→ **Instructions to follow**: From the entries below, report how many lines contain the string "algebraica". Give only that number.

** BEGIN **

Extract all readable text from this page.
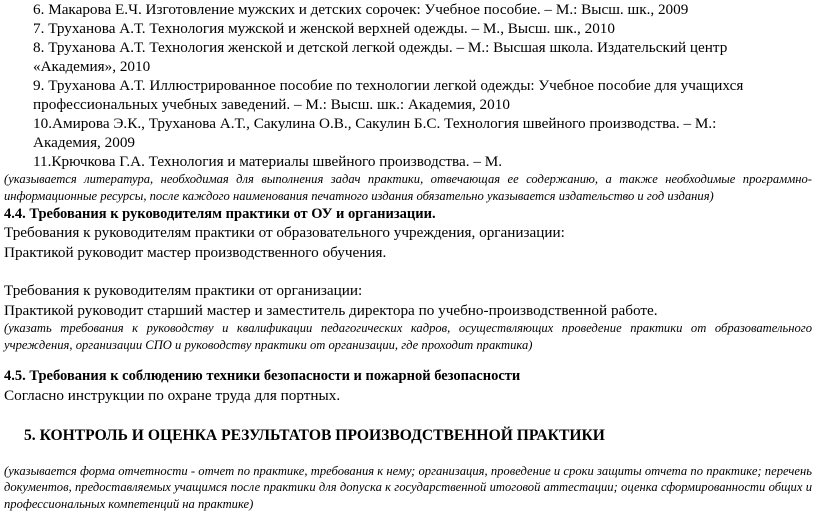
6. Макарова Е.Ч. Изготовление мужских и детских сорочек: Учебное пособие. – М.: Высш. шк., 2009

7. Труханова А.Т. Технология мужской и женской верхней одежды. – М., Высш. шк., 2010

8. Труханова А.Т. Технология женской и детской легкой одежды. – М.: Высшая школа. Издательский центр

«Академия», 2010

9. Труханова А.Т. Иллюстрированное пособие по технологии легкой одежды: Учебное пособие для учащихся

профессиональных учебных заведений. – М.: Высш. шк.: Академия, 2010

10.Амирова Э.К., Труханова А.Т., Сакулина О.В., Сакулин Б.С. Технология швейного производства. – М.:

Академия, 2009

11.Крючкова Г.А. Технология и материалы швейного производства. – М.

(указывается литература, необходимая для выполнения задач практики, отвечающая ее содержанию, а также необходимые программно-информационные ресурсы, после каждого наименования печатного издания обязательно указывается издательство и год издания)

4.4. Требования к руководителям практики от ОУ и организации.

Требования к руководителям практики от образовательного учреждения, организации:

Практикой руководит мастер производственного обучения.

Требования к руководителям практики от организации:

Практикой руководит старший мастер и заместитель директора по учебно-производственной работе.

(указать требования к руководству и квалификации педагогических кадров, осуществляющих проведение практики от образовательного учреждения, организации СПО и руководству практики от организации, где проходит практика)

4.5. Требования к соблюдению техники безопасности и пожарной безопасности

Согласно инструкции по охране труда для портных.

5. КОНТРОЛЬ И ОЦЕНКА РЕЗУЛЬТАТОВ ПРОИЗВОДСТВЕННОЙ ПРАКТИКИ

(указывается форма отчетности - отчет по практике, требования к нему; организация, проведение и сроки защиты отчета по практике; перечень документов, предоставляемых учащимся после практики для допуска к государственной итоговой аттестации; оценка сформированности общих и профессиональных компетенций на практике)
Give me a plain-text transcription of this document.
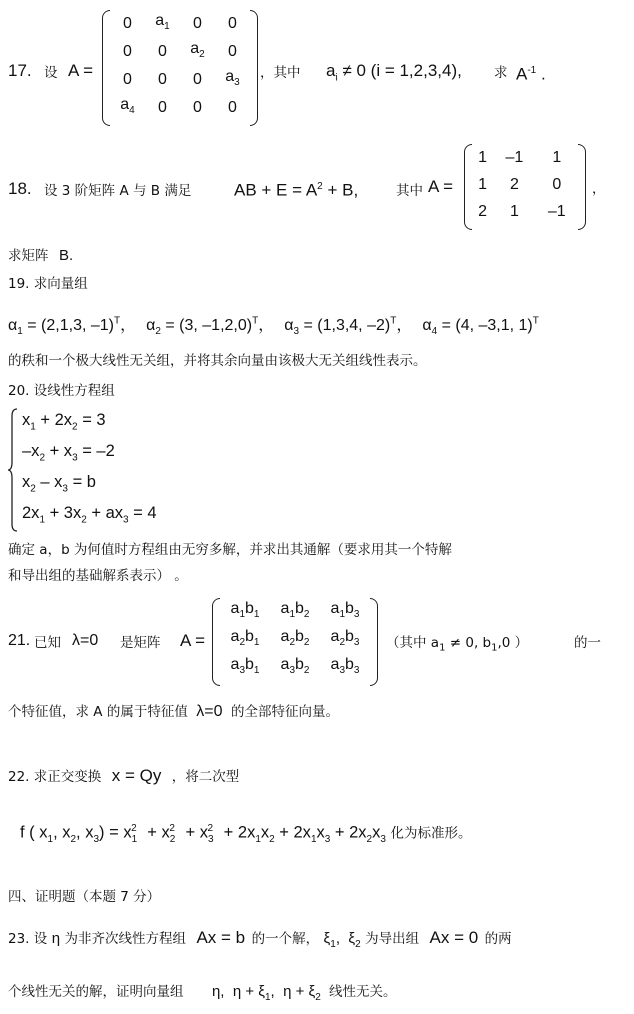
17. 设 A =
0	$a_1$	0	0
0	0	$a_2$	0
0	0	0	$a_3$
$a_4$	0	0	0
，其中 $a_i \ne 0$ (i = 1,2,3,4), 求 $A^{-1}$ .
18. 设 3 阶矩阵 A 与 B 满足	AB + $E = A^2 + B$,	其中 A =
1	–1	1
1	2	0
2	1	–1
，
求矩阵 B.
19. 求向量组
$\alpha_1 = (2,1,3$, –1)$^T$， $\alpha_2 = (3$, –1,2,0)$^T$， $\alpha_3 = (1,3,4$, –2)$^T$， $\alpha_4 = (4$, –3,1, 1)$^T$
的秩和一个极大线性无关组，并将其余向量由该极大无关组线性表示。
20. 设线性方程组
$x_1 + 2x_2 = 3$
$-x_2 + x_3 = -2$
$x_2 - x_3 = b$
$2x_1 + 3x_2 + ax_3 = 4$
确定 a，b 为何值时方程组由无穷多解，并求出其通解（要求用其一个特解
和导出组的基础解系表示） 。
21. 已知 λ=0 是矩阵 A =
$a_1b_1$	$a_1b_2$	$a_1b_3$
$a_2b_1$	$a_2b_2$	$a_2b_3$
$a_3b_1$	$a_3b_2$	$a_3b_3$
（其中 $a_1 \ne 0$, $b_1,0$ ）	的一
个特征值，求 A 的属于特征值 λ=0 的全部特征向量。
22. 求正交变换 x = Qy ，将二次型
f ( $x_1$, $x_2$, $x_3) = x_1^2 + x_2^2 + x_3^2 + 2x_1x_2 + 2x_1x_3 + 2x_2x_3$ 化为标准形。
四、证明题（本题 7 分）
23. 设 η 为非齐次线性方程组 Ax = b 的一个解， $\xi_1$,  $\xi_2$ 为导出组 Ax = 0 的两
个线性无关的解，证明向量组 η,  $\eta + \xi_1$,  $\eta + \xi_2$ 线性无关。
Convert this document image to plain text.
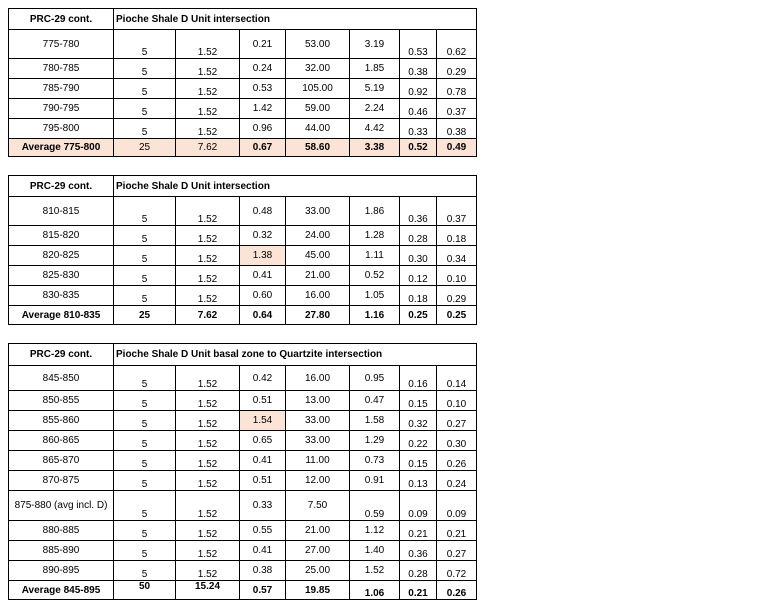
PRC-29 cont.	Pioche Shale D Unit intersection						
775-780	5	1.52	0.21	53.00	3.19	0.53	0.62
780-785	5	1.52	0.24	32.00	1.85	0.38	0.29
785-790	5	1.52	0.53	105.00	5.19	0.92	0.78
790-795	5	1.52	1.42	59.00	2.24	0.46	0.37
795-800	5	1.52	0.96	44.00	4.42	0.33	0.38
Average 775-800	25	7.62	0.67	58.60	3.38	0.52	0.49
PRC-29 cont.	Pioche Shale D Unit intersection						
810-815	5	1.52	0.48	33.00	1.86	0.36	0.37
815-820	5	1.52	0.32	24.00	1.28	0.28	0.18
820-825	5	1.52	1.38	45.00	1.11	0.30	0.34
825-830	5	1.52	0.41	21.00	0.52	0.12	0.10
830-835	5	1.52	0.60	16.00	1.05	0.18	0.29
Average 810-835	25	7.62	0.64	27.80	1.16	0.25	0.25
PRC-29 cont.	Pioche Shale D Unit basal zone to Quartzite intersection						
845-850	5	1.52	0.42	16.00	0.95	0.16	0.14
850-855	5	1.52	0.51	13.00	0.47	0.15	0.10
855-860	5	1.52	1.54	33.00	1.58	0.32	0.27
860-865	5	1.52	0.65	33.00	1.29	0.22	0.30
865-870	5	1.52	0.41	11.00	0.73	0.15	0.26
870-875	5	1.52	0.51	12.00	0.91	0.13	0.24
875-880 (avg incl. D)	5	1.52	0.33	7.50	0.59	0.09	0.09
880-885	5	1.52	0.55	21.00	1.12	0.21	0.21
885-890	5	1.52	0.41	27.00	1.40	0.36	0.27
890-895	5	1.52	0.38	25.00	1.52	0.28	0.72
Average 845-895	50	15.24	0.57	19.85	1.06	0.21	0.26
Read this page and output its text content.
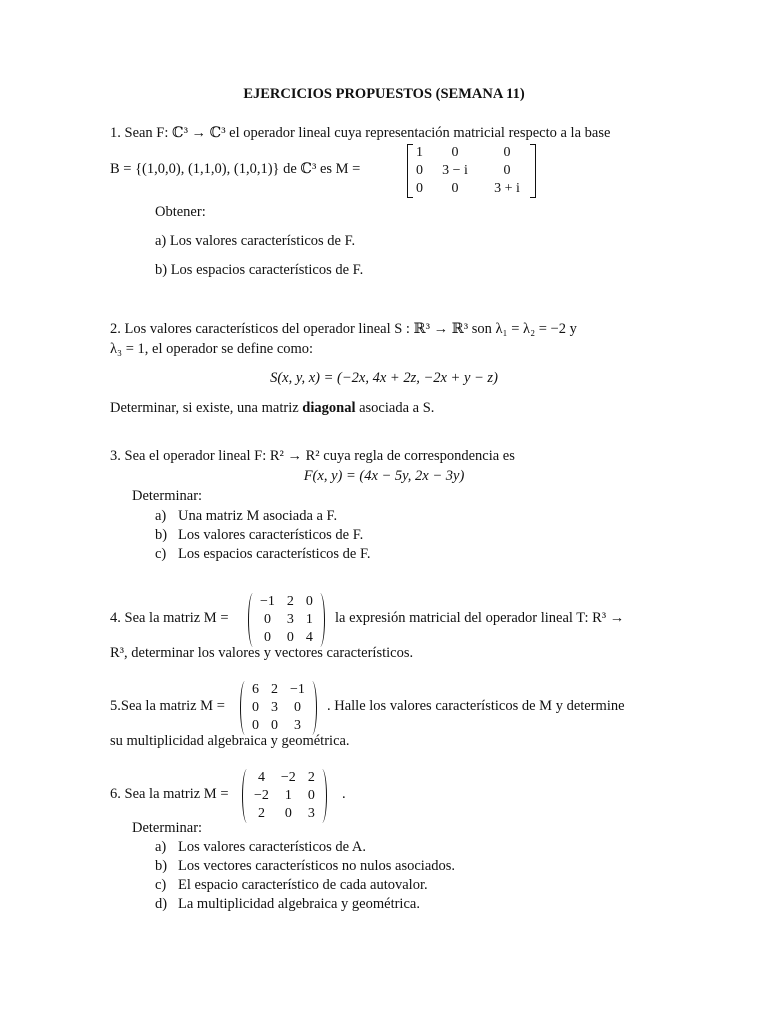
EJERCICIOS PROPUESTOS (SEMANA 11)
1. Sean F: ℂ³ → ℂ³ el operador lineal cuya representación matricial respecto a la base
B = {(1,0,0), (1,1,0), (1,0,1)} de ℂ³ es M =
1	0	0
0	3 − i	0
0	0	3 + i
Obtener:
a) Los valores característicos de F.
b) Los espacios característicos de F.
2. Los valores característicos del operador lineal S : ℝ³ → ℝ³ son λ₁ = λ₂ = −2 y
λ₃ = 1, el operador se define como:
S(x, y, x) = (−2x, 4x + 2z, −2x + y − z)
Determinar, si existe, una matriz diagonal asociada a S.
3. Sea el operador lineal F: R² → R² cuya regla de correspondencia es
F(x, y) = (4x − 5y, 2x − 3y)
Determinar:
a) Una matriz M asociada a F.
b) Los valores característicos de F.
c) Los espacios característicos de F.
4. Sea la matriz M =
−1	2	0
0	3	1
0	0	4
la expresión matricial del operador lineal T: R³ →
R³, determinar los valores y vectores característicos.
5.Sea la matriz M =
6	2	−1
0	3	0
0	0	3
. Halle los valores característicos de M y determine
su multiplicidad algebraica y geométrica.
6. Sea la matriz M =
4	−2	2
−2	1	0
2	0	3
.
Determinar:
a) Los valores característicos de A.
b) Los vectores característicos no nulos asociados.
c) El espacio característico de cada autovalor.
d) La multiplicidad algebraica y geométrica.
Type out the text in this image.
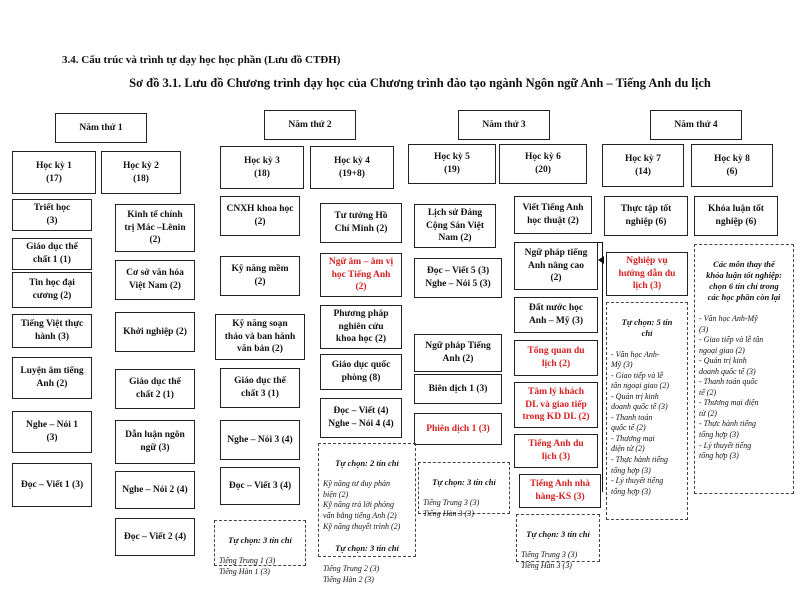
3.4. Cấu trúc và trình tự dạy học học phần (Lưu đồ CTĐH)
Sơ đồ 3.1. Lưu đồ Chương trình dạy học của Chương trình đào tạo ngành Ngôn ngữ Anh – Tiếng Anh du lịch
Năm thứ 1	Năm thứ 2	Năm thứ 3	Năm thứ 4
Học kỳ 1
(17)
Học kỳ 2
(18)
Học kỳ 3
(18)
Học kỳ 4
(19+8)
Học kỳ 5
(19)
Học kỳ 6
(20)
Học kỳ 7
(14)
Học kỳ 8
(6)
Triết học
(3)
Giáo dục thể
chất 1 (1)
Tin học đại
cương (2)
Tiếng Việt thực
hành (3)
Luyện âm tiếng
Anh (2)
Nghe – Nói 1
(3)
Đọc – Viết 1 (3)
Kinh tế chính
trị Mác –Lênin
(2)
Cơ sở văn hóa
Việt Nam (2)
Khởi nghiệp (2)
Giáo dục thể
chất 2 (1)
Dẫn luận ngôn
ngữ (3)
Nghe – Nói 2 (4)
Đọc – Viết 2 (4)
CNXH khoa học
(2)
Kỹ năng mềm
(2)
Kỹ năng soạn
thảo và ban hành
văn bản (2)
Giáo dục thể
chất 3 (1)
Nghe – Nói 3 (4)
Đọc – Viết 3 (4)
Tư tưởng Hồ
Chí Minh (2)
Ngữ âm – âm vị
học Tiếng Anh
(2)
Phương pháp
nghiên cứu
khoa học (2)
Giáo dục quốc
phòng (8)
Đọc – Viết (4)
Nghe – Nói 4 (4)
Lịch sử Đảng
Cộng Sản Việt
Nam (2)
Đọc – Viết 5 (3)
Nghe – Nói 5 (3)
Ngữ pháp Tiếng
Anh (2)
Biên dịch 1 (3)
Phiên dịch 1 (3)
Viết Tiếng Anh
học thuật (2)
Ngữ pháp tiếng
Anh nâng cao
(2)
Đất nước học
Anh – Mỹ (3)
Tổng quan du
lịch (2)
Tâm lý khách
DL và giao tiếp
trong KD DL (2)
Tiếng Anh du
lịch (3)
Tiếng Anh nhà
hàng-KS (3)
Thực tập tốt
nghiệp (6)
Nghiệp vụ
hướng dẫn du
lịch (3)
Khóa luận tốt
nghiệp (6)

Tự chọn: 3 tín chỉ

Tiếng Trung 1 (3)
Tiếng Hàn 1 (3)

Tự chọn: 2 tín chỉ

Kỹ năng tư duy phản
biện (2)
Kỹ năng trả lời phỏng
vấn bằng tiếng Anh (2)
Kỹ năng thuyết trình (2)

Tự chọn: 3 tín chỉ

Tiếng Trung 2 (3)
Tiếng Hàn 2 (3)

Tự chọn: 3 tín chỉ

Tiếng Trung 3 (3)
Tiếng Hàn 3 (3)

Tự chọn: 3 tín chỉ

Tiếng Trung 3 (3)
Tiếng Hàn 3 (3)

Tự chọn: 5 tín
chỉ

- Văn học Anh-
Mỹ (3)
- Giao tiếp và lễ
tân ngoại giao (2)
- Quản trị kinh
doanh quốc tế (3)
- Thanh toán
quốc tế (2)
- Thương mại
điện tử (2)
- Thực hành tiếng
tổng hợp (3)
- Lý thuyết tiếng
tổng hợp (3)

Các môn thay thế
khóa luận tốt nghiệp:
chọn 6 tín chỉ trong
các học phần còn lại

- Văn học Anh-Mỹ
(3)
- Giao tiếp và lễ tân
ngoại giao (2)
- Quản trị kinh
doanh quốc tế (3)
- Thanh toán quốc
tế (2)
- Thương mại điện
tử (2)
- Thực hành tiếng
tổng hợp (3)
- Lý thuyết tiếng
tổng hợp (3)
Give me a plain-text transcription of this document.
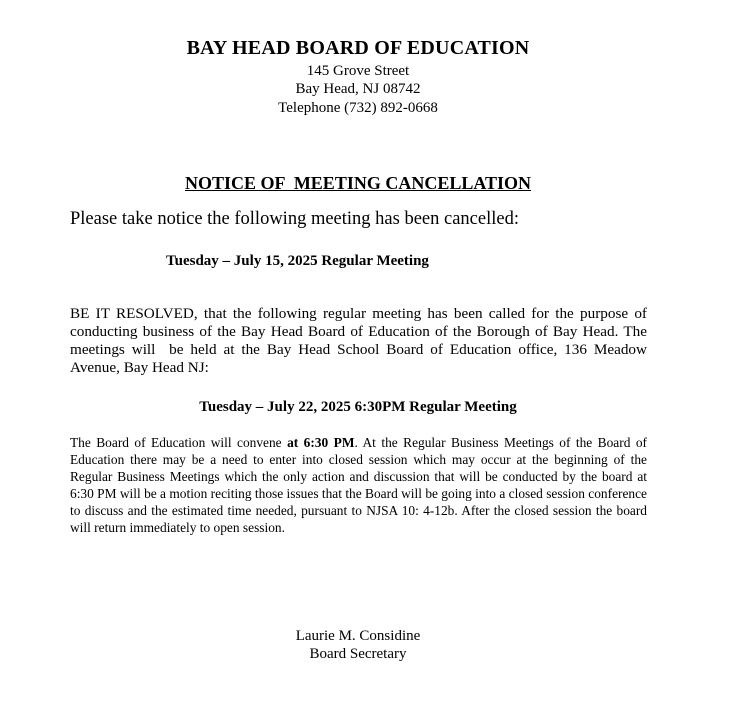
BAY HEAD BOARD OF EDUCATION
145 Grove Street
Bay Head, NJ 08742
Telephone (732) 892-0668
NOTICE OF  MEETING CANCELLATION
Please take notice the following meeting has been cancelled:
Tuesday – July 15, 2025 Regular Meeting

BE IT RESOLVED, that the following regular meeting has been called for the purpose of conducting business of the Bay Head Board of Education of the Borough of Bay Head. The meetings will  be held at the Bay Head School Board of Education office, 136 Meadow Avenue, Bay Head NJ:

Tuesday – July 22, 2025 6:30PM Regular Meeting

The Board of Education will convene at 6:30 PM. At the Regular Business Meetings of the Board of Education there may be a need to enter into closed session which may occur at the beginning of the Regular Business Meetings which the only action and discussion that will be conducted by the board at 6:30 PM will be a motion reciting those issues that the Board will be going into a closed session conference to discuss and the estimated time needed, pursuant to NJSA 10: 4-12b. After the closed session the board will return immediately to open session.

Laurie M. Considine
Board Secretary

** END **

→ **Exercise answer**: 2